### [Raw data]
☆ ☆ ☆ ☆ ☆

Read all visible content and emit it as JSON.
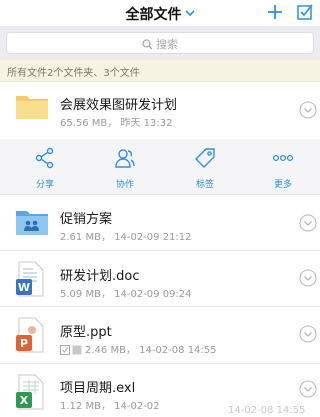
{
  "header": {
    "title": "全部文件"
  },
  "search": {
    "placeholder": "搜索"
  },
  "summary": "所有文件2个文件夹、3个文件",
  "files": [
    {
      "name": "会展效果图研发计划",
      "size": "65.56 MB",
      "date": "昨天 13:32",
      "icon": "folder-icon"
    },
    {
      "name": "促销方案",
      "size": "2.61 MB",
      "date": "14-02-09  21:12",
      "icon": "shared-folder-icon"
    },
    {
      "name": "研发计划.doc",
      "size": "5.09 MB",
      "date": "14-02-09  09:24",
      "icon": "word-doc-icon"
    },
    {
      "name": "原型.ppt",
      "size": "2.46 MB",
      "date": "14-02-08  14:55",
      "icon": "ppt-icon"
    },
    {
      "name": "项目周期.exl",
      "size": "1.12 MB",
      "date": "14-02-02",
      "icon": "excel-icon"
    }
  ],
  "actions": [
    {
      "label": "分享",
      "icon": "share-icon"
    },
    {
      "label": "协作",
      "icon": "collaborate-icon"
    },
    {
      "label": "标签",
      "icon": "tag-icon"
    },
    {
      "label": "更多",
      "icon": "more-icon"
    }
  ],
  "bottom_overlay_date": "14-02-08  14:55",
  "colors": {
    "accent": "#2f8fe0",
    "folder": "#f7d77e",
    "summary_bg": "#f6f3e2"
  }
}
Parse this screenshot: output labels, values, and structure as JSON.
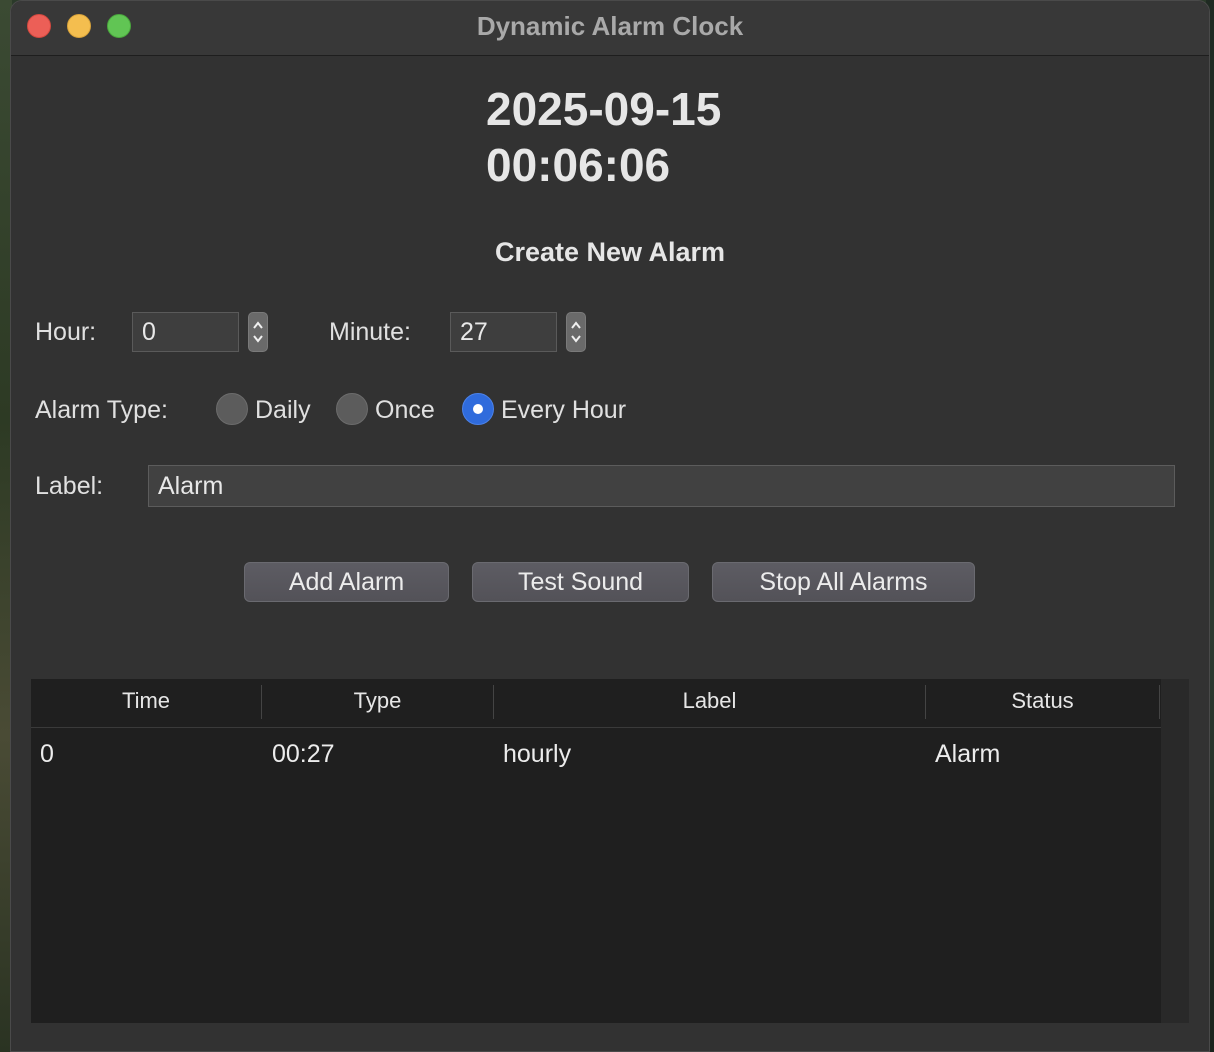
{
  "window": {
    "title": "Dynamic Alarm Clock"
  },
  "clock": {
    "date": "2025-09-15",
    "time": "00:06:06"
  },
  "form": {
    "heading": "Create New Alarm",
    "hour_label": "Hour:",
    "hour_value": "0",
    "minute_label": "Minute:",
    "minute_value": "27",
    "type_label": "Alarm Type:",
    "type_options": [
      {
        "label": "Daily",
        "selected": false
      },
      {
        "label": "Once",
        "selected": false
      },
      {
        "label": "Every Hour",
        "selected": true
      }
    ],
    "label_label": "Label:",
    "label_value": "Alarm"
  },
  "buttons": {
    "add": "Add Alarm",
    "test": "Test Sound",
    "stop": "Stop All Alarms"
  },
  "table": {
    "columns": [
      "Time",
      "Type",
      "Label",
      "Status"
    ],
    "rows": [
      [
        "0",
        "00:27",
        "hourly",
        "Alarm"
      ]
    ]
  },
  "colors": {
    "radio_selected": "#2f6bdc",
    "window_bg": "#323232",
    "table_bg": "#1f1f1f"
  },
  "icons": {
    "spinner": "chevron-up-down-icon",
    "radio_dot": "radio-dot-icon"
  }
}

☆ ☆ ☆ ☆ ☆

Transcribe the material exactly, leaving every picture out.

Read all visible content and emit it as JSON.
{
  "header": {
    "title": "全部文件"
  },
  "search": {
    "placeholder": "搜索"
  },
  "summary": "所有文件2个文件夹、3个文件",
  "files": [
    {
      "name": "会展效果图研发计划",
      "size": "65.56 MB",
      "date": "昨天 13:32",
      "icon": "folder-icon"
    },
    {
      "name": "促销方案",
      "size": "2.61 MB",
      "date": "14-02-09  21:12",
      "icon": "shared-folder-icon"
    },
    {
      "name": "研发计划.doc",
      "size": "5.09 MB",
      "date": "14-02-09  09:24",
      "icon": "word-doc-icon"
    },
    {
      "name": "原型.ppt",
      "size": "2.46 MB",
      "date": "14-02-08  14:55",
      "icon": "ppt-icon"
    },
    {
      "name": "项目周期.exl",
      "size": "1.12 MB",
      "date": "14-02-02",
      "icon": "excel-icon"
    }
  ],
  "actions": [
    {
      "label": "分享",
      "icon": "share-icon"
    },
    {
      "label": "协作",
      "icon": "collaborate-icon"
    },
    {
      "label": "标签",
      "icon": "tag-icon"
    },
    {
      "label": "更多",
      "icon": "more-icon"
    }
  ],
  "bottom_overlay_date": "14-02-08  14:55",
  "colors": {
    "accent": "#2f8fe0",
    "folder": "#f7d77e",
    "summary_bg": "#f6f3e2"
  }
}
Parse this screenshot: output labels, values, and structure as JSON.
{
  "window": {
    "title": "Dynamic Alarm Clock"
  },
  "clock": {
    "date": "2025-09-15",
    "time": "00:06:06"
  },
  "form": {
    "heading": "Create New Alarm",
    "hour_label": "Hour:",
    "hour_value": "0",
    "minute_label": "Minute:",
    "minute_value": "27",
    "type_label": "Alarm Type:",
    "type_options": [
      {
        "label": "Daily",
        "selected": false
      },
      {
        "label": "Once",
        "selected": false
      },
      {
        "label": "Every Hour",
        "selected": true
      }
    ],
    "label_label": "Label:",
    "label_value": "Alarm"
  },
  "buttons": {
    "add": "Add Alarm",
    "test": "Test Sound",
    "stop": "Stop All Alarms"
  },
  "table": {
    "columns": [
      "Time",
      "Type",
      "Label",
      "Status"
    ],
    "rows": [
      [
        "0",
        "00:27",
        "hourly",
        "Alarm"
      ]
    ]
  },
  "colors": {
    "radio_selected": "#2f6bdc",
    "window_bg": "#323232",
    "table_bg": "#1f1f1f"
  },
  "icons": {
    "spinner": "chevron-up-down-icon",
    "radio_dot": "radio-dot-icon"
  }
}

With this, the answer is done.